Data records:
###

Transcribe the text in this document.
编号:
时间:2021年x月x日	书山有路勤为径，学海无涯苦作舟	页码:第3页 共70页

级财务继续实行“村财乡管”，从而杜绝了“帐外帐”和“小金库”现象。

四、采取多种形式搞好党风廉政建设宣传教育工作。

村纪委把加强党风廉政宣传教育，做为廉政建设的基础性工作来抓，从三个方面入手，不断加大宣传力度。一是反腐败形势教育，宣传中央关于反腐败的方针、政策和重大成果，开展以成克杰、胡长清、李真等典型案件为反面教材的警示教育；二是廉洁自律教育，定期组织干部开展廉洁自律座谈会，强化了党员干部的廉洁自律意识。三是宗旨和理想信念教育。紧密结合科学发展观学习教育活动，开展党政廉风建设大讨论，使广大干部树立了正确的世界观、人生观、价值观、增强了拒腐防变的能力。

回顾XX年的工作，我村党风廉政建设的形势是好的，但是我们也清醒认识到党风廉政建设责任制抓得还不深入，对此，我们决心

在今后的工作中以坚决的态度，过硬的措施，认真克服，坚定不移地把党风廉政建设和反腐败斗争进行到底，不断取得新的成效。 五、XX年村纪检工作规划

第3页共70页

###

— YOUR OBJECTIVE —
Go through the material above line by line and copy it exactly.

— WRITTEN RESPONSE —
Transcribe the text in this document.
编号:
时间:2021年x月x日	书山有路勤为径，学海无涯苦作舟	页码:第3页 共70页

级财务继续实行“村财乡管”，从而杜绝了“帐外帐”和“小金库”现象。

四、采取多种形式搞好党风廉政建设宣传教育工作。

村纪委把加强党风廉政宣传教育，做为廉政建设的基础性工作来抓，从三个方面入手，不断加大宣传力度。一是反腐败形势教育，宣传中央关于反腐败的方针、政策和重大成果，开展以成克杰、胡长清、李真等典型案件为反面教材的警示教育；二是廉洁自律教育，定期组织干部开展廉洁自律座谈会，强化了党员干部的廉洁自律意识。三是宗旨和理想信念教育。紧密结合科学发展观学习教育活动，开展党政廉风建设大讨论，使广大干部树立了正确的世界观、人生观、价值观、增强了拒腐防变的能力。

回顾XX年的工作，我村党风廉政建设的形势是好的，但是我们也清醒认识到党风廉政建设责任制抓得还不深入，对此，我们决心

在今后的工作中以坚决的态度，过硬的措施，认真克服，坚定不移地把党风廉政建设和反腐败斗争进行到底，不断取得新的成效。 五、XX年村纪检工作规划

第3页共70页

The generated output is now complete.